[Data records]
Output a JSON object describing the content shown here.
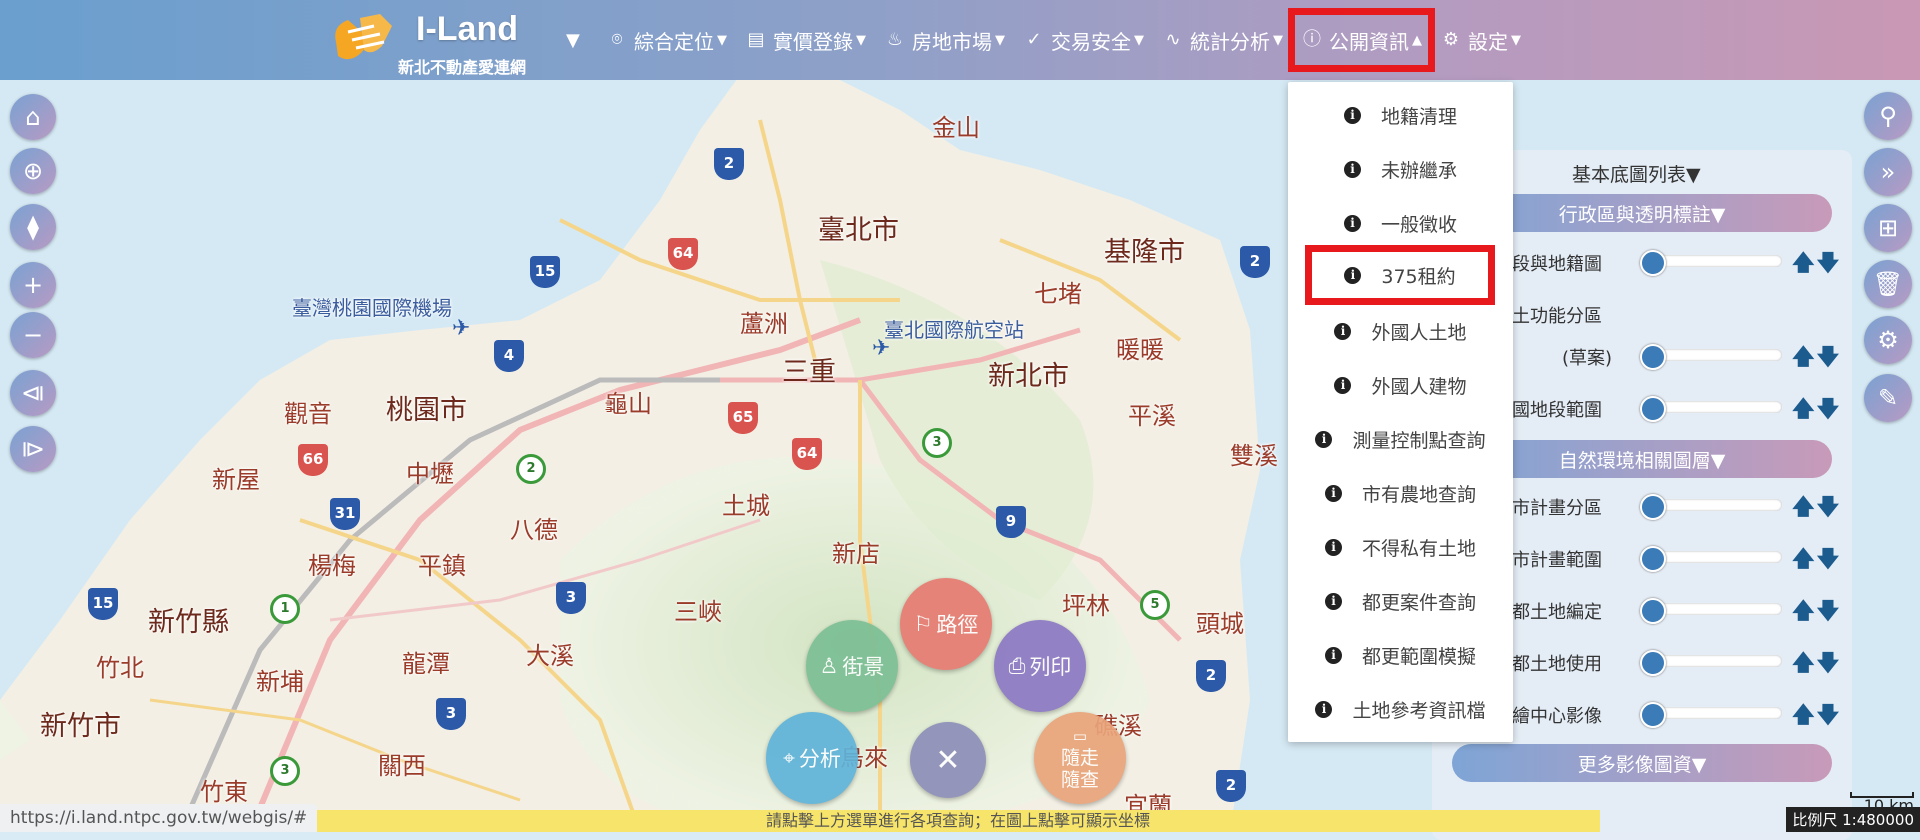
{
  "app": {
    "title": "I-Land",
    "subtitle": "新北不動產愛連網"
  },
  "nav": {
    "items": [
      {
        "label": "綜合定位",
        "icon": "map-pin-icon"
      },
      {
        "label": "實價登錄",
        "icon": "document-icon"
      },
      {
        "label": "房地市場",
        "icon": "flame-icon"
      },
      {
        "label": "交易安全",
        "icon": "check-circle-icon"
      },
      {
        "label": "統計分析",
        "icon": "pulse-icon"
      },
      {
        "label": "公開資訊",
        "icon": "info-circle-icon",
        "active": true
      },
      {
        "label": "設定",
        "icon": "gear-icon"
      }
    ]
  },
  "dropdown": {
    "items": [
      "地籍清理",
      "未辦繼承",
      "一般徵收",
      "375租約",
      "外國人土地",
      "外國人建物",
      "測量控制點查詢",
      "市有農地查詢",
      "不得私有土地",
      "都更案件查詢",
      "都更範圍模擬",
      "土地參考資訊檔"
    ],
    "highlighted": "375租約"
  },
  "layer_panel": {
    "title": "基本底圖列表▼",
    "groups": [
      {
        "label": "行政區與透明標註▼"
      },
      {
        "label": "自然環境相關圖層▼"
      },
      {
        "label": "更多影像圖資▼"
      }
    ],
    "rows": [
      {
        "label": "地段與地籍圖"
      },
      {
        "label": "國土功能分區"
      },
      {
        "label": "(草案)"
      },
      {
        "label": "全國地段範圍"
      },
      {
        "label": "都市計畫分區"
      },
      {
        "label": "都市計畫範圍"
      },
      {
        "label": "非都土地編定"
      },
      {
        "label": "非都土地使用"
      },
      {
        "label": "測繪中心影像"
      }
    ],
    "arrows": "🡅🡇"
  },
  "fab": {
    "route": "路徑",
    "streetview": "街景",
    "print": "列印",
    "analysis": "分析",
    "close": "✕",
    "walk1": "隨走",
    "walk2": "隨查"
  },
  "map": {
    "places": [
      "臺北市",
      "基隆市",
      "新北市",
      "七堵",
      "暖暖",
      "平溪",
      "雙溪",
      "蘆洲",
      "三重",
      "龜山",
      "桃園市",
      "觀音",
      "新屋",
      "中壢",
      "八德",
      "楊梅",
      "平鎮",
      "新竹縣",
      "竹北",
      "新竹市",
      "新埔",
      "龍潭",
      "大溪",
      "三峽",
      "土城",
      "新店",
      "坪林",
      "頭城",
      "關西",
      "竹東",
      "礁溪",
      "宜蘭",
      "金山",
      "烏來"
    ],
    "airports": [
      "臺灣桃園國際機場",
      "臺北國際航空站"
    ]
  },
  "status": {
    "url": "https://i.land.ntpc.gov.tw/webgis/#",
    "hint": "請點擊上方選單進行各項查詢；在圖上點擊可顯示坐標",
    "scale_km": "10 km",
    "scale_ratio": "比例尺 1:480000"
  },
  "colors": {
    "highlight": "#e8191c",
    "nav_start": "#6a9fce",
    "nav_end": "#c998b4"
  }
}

▶ Task brief
All the lines above are to be given again exactly as they read, with the pictures removed.

▶ Completed exercise
Output a JSON object describing the content shown here.
{
  "app": {
    "title": "I-Land",
    "subtitle": "新北不動產愛連網"
  },
  "nav": {
    "items": [
      {
        "label": "綜合定位",
        "icon": "map-pin-icon"
      },
      {
        "label": "實價登錄",
        "icon": "document-icon"
      },
      {
        "label": "房地市場",
        "icon": "flame-icon"
      },
      {
        "label": "交易安全",
        "icon": "check-circle-icon"
      },
      {
        "label": "統計分析",
        "icon": "pulse-icon"
      },
      {
        "label": "公開資訊",
        "icon": "info-circle-icon",
        "active": true
      },
      {
        "label": "設定",
        "icon": "gear-icon"
      }
    ]
  },
  "dropdown": {
    "items": [
      "地籍清理",
      "未辦繼承",
      "一般徵收",
      "375租約",
      "外國人土地",
      "外國人建物",
      "測量控制點查詢",
      "市有農地查詢",
      "不得私有土地",
      "都更案件查詢",
      "都更範圍模擬",
      "土地參考資訊檔"
    ],
    "highlighted": "375租約"
  },
  "layer_panel": {
    "title": "基本底圖列表▼",
    "groups": [
      {
        "label": "行政區與透明標註▼"
      },
      {
        "label": "自然環境相關圖層▼"
      },
      {
        "label": "更多影像圖資▼"
      }
    ],
    "rows": [
      {
        "label": "地段與地籍圖"
      },
      {
        "label": "國土功能分區"
      },
      {
        "label": "(草案)"
      },
      {
        "label": "全國地段範圍"
      },
      {
        "label": "都市計畫分區"
      },
      {
        "label": "都市計畫範圍"
      },
      {
        "label": "非都土地編定"
      },
      {
        "label": "非都土地使用"
      },
      {
        "label": "測繪中心影像"
      }
    ],
    "arrows": "🡅🡇"
  },
  "fab": {
    "route": "路徑",
    "streetview": "街景",
    "print": "列印",
    "analysis": "分析",
    "close": "✕",
    "walk1": "隨走",
    "walk2": "隨查"
  },
  "map": {
    "places": [
      "臺北市",
      "基隆市",
      "新北市",
      "七堵",
      "暖暖",
      "平溪",
      "雙溪",
      "蘆洲",
      "三重",
      "龜山",
      "桃園市",
      "觀音",
      "新屋",
      "中壢",
      "八德",
      "楊梅",
      "平鎮",
      "新竹縣",
      "竹北",
      "新竹市",
      "新埔",
      "龍潭",
      "大溪",
      "三峽",
      "土城",
      "新店",
      "坪林",
      "頭城",
      "關西",
      "竹東",
      "礁溪",
      "宜蘭",
      "金山",
      "烏來"
    ],
    "airports": [
      "臺灣桃園國際機場",
      "臺北國際航空站"
    ]
  },
  "status": {
    "url": "https://i.land.ntpc.gov.tw/webgis/#",
    "hint": "請點擊上方選單進行各項查詢；在圖上點擊可顯示坐標",
    "scale_km": "10 km",
    "scale_ratio": "比例尺 1:480000"
  },
  "colors": {
    "highlight": "#e8191c",
    "nav_start": "#6a9fce",
    "nav_end": "#c998b4"
  }
}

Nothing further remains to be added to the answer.